» PROBLEM TO SOLVE
Copy all lines holding the word "name" from the entries.

(Dataset entries on figures)
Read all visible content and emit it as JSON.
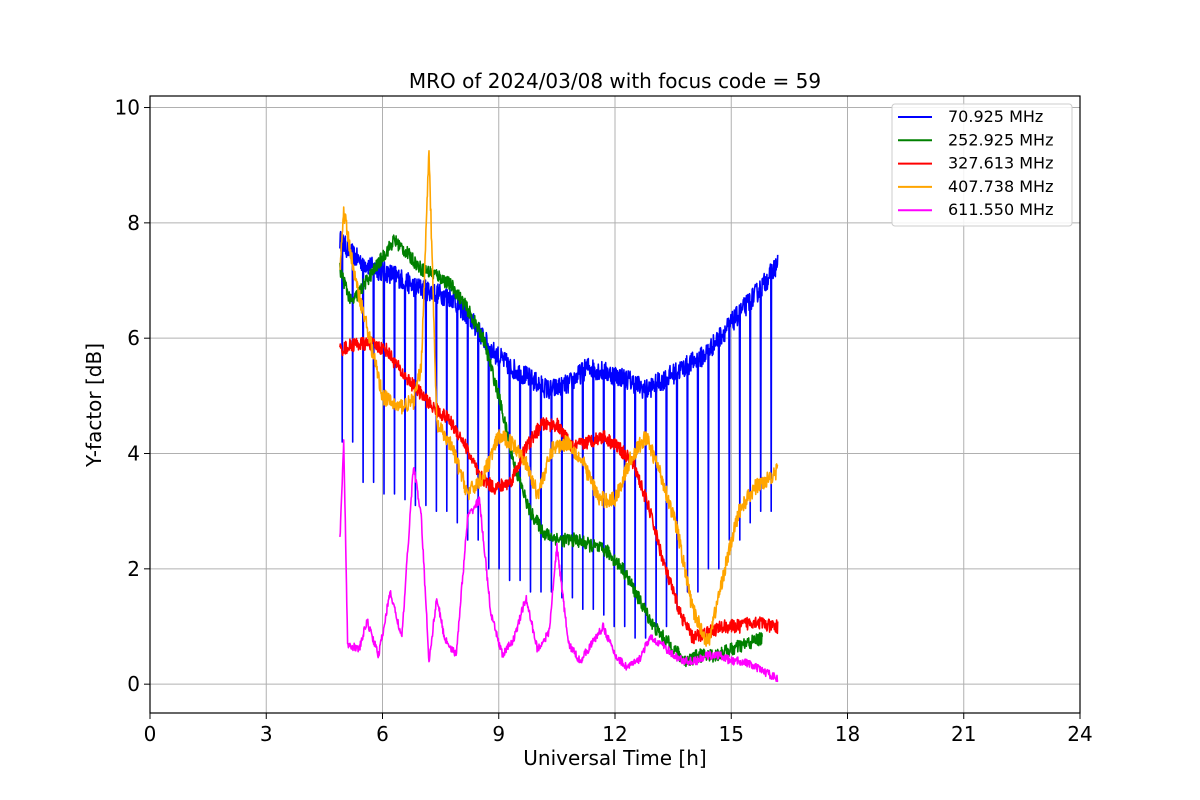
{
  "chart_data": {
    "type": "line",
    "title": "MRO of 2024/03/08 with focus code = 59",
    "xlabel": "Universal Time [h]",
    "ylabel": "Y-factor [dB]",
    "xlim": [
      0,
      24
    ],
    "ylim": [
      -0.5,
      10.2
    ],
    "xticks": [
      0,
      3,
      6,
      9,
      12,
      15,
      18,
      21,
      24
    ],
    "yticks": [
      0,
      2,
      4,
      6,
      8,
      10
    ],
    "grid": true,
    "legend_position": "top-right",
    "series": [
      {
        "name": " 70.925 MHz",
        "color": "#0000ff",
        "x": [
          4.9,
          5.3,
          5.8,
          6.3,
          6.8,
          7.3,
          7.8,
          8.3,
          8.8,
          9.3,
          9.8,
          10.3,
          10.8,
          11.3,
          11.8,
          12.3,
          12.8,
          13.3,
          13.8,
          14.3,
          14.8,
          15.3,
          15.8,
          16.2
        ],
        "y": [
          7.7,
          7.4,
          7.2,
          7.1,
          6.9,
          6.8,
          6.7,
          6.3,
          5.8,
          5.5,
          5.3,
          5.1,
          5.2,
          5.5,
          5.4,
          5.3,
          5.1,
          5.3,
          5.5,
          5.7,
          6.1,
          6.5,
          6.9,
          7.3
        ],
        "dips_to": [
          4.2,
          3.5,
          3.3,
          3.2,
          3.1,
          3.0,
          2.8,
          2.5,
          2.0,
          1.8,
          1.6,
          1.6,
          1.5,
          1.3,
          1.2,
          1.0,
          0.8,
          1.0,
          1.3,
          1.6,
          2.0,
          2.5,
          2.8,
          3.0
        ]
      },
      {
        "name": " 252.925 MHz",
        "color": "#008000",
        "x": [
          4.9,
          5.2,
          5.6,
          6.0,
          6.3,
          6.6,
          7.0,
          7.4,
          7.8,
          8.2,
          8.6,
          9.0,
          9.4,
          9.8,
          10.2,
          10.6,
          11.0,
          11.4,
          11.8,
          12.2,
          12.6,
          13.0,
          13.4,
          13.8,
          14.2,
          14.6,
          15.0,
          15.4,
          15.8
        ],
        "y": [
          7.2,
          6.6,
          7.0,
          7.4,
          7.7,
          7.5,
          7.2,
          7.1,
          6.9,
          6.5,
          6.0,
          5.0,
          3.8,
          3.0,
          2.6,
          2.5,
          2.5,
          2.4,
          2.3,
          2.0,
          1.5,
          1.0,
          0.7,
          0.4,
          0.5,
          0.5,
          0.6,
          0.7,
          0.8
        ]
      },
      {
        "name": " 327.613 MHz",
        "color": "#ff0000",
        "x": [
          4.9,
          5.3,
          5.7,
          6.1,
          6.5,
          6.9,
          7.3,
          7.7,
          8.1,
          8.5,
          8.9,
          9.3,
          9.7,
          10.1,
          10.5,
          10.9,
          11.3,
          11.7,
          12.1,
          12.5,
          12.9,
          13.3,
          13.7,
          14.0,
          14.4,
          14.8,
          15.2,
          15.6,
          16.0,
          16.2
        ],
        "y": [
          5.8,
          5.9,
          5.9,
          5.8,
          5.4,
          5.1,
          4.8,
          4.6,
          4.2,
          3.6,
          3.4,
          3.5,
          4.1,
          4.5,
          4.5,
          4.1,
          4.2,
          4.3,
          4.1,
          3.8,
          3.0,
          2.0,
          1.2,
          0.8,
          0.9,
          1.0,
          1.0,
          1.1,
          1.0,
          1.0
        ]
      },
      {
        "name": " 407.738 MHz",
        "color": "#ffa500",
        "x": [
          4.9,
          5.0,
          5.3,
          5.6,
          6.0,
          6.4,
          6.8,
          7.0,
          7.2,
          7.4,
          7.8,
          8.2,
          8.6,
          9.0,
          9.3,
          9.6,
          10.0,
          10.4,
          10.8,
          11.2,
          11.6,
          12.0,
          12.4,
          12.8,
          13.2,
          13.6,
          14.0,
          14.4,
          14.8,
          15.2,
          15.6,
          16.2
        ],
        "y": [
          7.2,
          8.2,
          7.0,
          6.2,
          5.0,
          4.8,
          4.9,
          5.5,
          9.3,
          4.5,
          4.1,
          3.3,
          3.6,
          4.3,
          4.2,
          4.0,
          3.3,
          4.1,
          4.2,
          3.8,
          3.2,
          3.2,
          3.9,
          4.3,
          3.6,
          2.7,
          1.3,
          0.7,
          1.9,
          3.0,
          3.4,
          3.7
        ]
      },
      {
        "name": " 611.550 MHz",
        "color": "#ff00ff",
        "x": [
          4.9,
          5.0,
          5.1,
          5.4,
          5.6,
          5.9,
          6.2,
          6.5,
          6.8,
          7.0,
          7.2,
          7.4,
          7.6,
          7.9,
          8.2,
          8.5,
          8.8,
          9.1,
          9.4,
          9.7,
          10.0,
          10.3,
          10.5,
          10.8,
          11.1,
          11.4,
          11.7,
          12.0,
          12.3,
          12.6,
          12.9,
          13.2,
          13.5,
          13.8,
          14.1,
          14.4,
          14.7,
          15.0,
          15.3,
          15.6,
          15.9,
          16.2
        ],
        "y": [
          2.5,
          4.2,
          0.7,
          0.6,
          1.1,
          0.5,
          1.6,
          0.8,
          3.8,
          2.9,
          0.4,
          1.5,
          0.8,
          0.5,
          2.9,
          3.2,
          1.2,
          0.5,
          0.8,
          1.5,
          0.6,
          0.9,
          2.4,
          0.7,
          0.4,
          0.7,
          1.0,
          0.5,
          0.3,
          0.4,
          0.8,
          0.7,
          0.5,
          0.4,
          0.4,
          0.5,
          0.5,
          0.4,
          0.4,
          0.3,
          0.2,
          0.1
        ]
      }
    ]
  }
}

» COMPLETED EXERCISE
        "name": " 70.925 MHz",
        "name": " 252.925 MHz",
        "name": " 327.613 MHz",
        "name": " 407.738 MHz",
        "name": " 611.550 MHz",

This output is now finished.